Determine the number of lines in these entries that hold the word "Analysis". Give the number and nothing more.
::::::
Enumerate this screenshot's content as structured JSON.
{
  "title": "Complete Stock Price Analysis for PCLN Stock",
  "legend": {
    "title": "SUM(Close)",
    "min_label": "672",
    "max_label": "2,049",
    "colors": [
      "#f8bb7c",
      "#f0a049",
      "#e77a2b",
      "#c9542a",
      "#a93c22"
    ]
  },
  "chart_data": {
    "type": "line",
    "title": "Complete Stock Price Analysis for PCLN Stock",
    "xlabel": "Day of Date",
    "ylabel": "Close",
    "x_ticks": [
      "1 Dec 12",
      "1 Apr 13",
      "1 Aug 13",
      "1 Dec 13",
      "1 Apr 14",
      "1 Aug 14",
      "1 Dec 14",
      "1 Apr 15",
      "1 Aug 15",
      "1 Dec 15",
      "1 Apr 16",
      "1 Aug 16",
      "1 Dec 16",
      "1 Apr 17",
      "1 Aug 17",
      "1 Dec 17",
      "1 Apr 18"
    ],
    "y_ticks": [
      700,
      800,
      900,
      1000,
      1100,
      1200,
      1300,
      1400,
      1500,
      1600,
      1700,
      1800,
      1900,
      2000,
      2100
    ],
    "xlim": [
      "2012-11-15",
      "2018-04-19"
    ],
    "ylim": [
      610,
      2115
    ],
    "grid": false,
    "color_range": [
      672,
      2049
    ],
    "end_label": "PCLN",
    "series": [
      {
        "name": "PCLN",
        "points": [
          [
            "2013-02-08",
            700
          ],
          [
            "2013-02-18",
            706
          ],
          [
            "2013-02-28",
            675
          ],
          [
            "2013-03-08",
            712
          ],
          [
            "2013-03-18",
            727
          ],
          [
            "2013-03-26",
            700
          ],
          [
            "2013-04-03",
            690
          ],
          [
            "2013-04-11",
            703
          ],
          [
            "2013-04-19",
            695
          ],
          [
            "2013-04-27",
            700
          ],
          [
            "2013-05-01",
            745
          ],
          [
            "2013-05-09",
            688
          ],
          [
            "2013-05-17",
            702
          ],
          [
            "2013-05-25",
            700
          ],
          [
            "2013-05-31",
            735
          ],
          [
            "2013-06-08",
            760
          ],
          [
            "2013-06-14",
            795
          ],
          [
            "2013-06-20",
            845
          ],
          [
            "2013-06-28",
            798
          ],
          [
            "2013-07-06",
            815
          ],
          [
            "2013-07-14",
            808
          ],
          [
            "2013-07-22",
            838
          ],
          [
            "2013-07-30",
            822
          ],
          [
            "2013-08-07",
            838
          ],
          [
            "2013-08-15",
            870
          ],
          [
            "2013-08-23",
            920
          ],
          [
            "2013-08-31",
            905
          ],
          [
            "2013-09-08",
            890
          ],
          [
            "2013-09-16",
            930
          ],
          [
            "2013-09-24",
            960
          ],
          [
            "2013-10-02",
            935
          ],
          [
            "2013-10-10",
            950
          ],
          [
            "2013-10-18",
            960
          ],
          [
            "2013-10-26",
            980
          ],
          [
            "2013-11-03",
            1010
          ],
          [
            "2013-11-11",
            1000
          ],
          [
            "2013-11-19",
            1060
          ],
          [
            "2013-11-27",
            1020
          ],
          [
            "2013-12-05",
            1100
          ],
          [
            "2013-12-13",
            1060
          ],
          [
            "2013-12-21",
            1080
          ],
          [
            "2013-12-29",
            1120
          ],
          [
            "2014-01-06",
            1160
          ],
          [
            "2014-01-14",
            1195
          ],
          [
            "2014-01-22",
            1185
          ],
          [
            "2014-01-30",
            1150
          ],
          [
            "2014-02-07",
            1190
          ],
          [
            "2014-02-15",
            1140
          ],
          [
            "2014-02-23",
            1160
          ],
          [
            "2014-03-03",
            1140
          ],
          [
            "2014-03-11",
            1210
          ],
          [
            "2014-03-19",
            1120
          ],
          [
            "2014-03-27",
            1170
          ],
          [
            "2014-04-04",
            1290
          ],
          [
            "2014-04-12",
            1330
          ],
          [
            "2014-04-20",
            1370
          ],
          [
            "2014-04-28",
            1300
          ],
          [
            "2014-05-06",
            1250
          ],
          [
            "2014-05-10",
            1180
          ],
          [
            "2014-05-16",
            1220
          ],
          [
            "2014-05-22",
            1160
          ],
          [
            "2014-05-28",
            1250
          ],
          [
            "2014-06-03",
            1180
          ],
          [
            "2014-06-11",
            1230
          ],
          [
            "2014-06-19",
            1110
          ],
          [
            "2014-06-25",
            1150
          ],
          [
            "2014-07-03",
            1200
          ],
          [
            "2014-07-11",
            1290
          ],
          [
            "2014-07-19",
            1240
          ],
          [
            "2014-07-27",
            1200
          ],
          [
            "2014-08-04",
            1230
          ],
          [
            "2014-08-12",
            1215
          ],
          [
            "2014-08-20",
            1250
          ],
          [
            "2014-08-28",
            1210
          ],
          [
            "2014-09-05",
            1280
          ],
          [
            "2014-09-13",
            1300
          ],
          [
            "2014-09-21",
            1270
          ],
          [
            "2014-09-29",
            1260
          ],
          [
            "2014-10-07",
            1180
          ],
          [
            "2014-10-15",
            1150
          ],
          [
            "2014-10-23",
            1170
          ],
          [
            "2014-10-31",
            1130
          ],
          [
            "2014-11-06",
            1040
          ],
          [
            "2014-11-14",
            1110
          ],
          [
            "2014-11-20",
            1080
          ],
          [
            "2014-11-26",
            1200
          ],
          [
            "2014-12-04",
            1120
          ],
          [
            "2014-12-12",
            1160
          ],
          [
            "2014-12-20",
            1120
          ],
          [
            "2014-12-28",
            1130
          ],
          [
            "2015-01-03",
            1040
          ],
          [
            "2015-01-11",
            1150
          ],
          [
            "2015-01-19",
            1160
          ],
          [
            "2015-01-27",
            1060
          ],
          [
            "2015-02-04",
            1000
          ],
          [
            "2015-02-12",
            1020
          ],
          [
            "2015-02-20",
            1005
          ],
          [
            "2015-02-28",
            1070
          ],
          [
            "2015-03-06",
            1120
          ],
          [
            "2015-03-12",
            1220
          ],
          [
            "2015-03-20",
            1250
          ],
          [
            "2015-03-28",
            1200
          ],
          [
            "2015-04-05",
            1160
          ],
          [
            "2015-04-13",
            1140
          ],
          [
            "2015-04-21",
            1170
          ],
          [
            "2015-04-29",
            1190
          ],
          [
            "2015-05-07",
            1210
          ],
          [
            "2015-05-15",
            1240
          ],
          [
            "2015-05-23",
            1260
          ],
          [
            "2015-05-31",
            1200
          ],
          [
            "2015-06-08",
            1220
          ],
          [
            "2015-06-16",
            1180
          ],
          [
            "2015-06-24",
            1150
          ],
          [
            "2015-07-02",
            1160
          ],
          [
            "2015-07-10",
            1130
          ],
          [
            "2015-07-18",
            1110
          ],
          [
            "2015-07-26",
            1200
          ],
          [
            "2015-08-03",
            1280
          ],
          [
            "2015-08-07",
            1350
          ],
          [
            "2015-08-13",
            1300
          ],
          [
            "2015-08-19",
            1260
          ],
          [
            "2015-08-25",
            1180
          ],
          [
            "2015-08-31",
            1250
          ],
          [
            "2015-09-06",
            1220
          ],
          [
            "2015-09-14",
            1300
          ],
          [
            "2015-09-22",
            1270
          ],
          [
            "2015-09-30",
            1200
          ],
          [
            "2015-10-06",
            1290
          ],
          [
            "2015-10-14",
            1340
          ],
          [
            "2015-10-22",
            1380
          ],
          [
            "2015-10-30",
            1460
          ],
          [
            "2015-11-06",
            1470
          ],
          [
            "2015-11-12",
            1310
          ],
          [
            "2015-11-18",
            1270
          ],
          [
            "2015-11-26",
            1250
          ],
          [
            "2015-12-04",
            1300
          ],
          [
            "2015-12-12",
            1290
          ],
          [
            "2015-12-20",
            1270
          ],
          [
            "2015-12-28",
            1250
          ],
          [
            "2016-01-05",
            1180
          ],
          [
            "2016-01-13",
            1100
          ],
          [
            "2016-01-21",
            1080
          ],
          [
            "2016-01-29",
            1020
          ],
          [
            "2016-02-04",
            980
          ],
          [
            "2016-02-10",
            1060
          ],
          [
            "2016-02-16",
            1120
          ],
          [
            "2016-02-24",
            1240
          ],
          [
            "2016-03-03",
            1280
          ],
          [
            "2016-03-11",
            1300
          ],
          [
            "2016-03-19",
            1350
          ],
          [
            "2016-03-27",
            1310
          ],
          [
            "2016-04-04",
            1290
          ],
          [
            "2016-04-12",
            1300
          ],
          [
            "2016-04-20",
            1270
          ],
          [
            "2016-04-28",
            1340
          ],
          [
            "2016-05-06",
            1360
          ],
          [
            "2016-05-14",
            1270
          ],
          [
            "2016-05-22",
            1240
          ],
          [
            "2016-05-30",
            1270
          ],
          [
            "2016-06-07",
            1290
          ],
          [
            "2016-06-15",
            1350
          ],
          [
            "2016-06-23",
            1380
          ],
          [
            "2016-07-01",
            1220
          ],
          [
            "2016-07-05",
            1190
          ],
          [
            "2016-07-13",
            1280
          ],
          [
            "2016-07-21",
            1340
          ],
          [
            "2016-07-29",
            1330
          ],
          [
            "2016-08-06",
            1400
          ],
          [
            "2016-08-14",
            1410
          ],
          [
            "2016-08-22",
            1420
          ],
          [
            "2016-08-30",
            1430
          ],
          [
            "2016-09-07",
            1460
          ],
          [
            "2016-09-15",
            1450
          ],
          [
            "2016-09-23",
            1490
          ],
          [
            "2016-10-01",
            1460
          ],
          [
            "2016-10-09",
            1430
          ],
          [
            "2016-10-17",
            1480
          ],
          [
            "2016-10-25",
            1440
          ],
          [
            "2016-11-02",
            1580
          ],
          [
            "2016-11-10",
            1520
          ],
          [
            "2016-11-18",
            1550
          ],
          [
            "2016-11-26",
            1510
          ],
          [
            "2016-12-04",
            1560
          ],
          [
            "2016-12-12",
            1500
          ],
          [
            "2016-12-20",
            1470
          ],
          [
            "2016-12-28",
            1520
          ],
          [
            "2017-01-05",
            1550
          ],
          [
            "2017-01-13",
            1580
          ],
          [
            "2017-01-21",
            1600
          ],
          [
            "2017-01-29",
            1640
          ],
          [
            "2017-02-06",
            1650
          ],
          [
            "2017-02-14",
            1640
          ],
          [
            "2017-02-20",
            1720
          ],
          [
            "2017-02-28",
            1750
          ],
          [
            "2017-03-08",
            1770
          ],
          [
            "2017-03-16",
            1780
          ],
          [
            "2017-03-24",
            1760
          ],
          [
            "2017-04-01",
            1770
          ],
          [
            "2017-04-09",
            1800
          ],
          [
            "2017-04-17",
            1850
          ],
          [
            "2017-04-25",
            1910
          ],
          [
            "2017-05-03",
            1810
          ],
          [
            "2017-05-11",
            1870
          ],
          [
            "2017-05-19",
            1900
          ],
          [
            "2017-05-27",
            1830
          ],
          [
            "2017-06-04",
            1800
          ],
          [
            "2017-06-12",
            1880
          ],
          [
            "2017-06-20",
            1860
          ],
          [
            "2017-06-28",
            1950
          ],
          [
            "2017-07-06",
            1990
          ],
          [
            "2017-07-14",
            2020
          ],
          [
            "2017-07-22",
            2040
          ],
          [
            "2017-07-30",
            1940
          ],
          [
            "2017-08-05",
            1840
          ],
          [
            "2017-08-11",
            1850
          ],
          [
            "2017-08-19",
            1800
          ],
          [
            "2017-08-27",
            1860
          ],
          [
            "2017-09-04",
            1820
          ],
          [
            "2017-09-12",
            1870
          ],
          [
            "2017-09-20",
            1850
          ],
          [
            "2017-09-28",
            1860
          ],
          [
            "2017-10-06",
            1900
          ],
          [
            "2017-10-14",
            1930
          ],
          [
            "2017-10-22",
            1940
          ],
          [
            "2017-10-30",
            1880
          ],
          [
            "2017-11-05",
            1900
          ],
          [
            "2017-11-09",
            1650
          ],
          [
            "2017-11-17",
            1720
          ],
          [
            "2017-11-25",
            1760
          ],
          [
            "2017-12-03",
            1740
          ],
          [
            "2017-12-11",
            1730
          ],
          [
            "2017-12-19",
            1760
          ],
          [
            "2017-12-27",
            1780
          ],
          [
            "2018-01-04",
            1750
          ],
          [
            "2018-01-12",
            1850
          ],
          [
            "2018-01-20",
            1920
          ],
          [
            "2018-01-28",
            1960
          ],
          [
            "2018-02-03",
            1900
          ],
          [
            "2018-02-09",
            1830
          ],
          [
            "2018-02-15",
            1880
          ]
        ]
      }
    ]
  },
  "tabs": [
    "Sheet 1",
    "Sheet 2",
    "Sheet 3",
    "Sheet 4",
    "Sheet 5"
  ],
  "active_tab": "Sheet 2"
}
::::::
** Reply **
2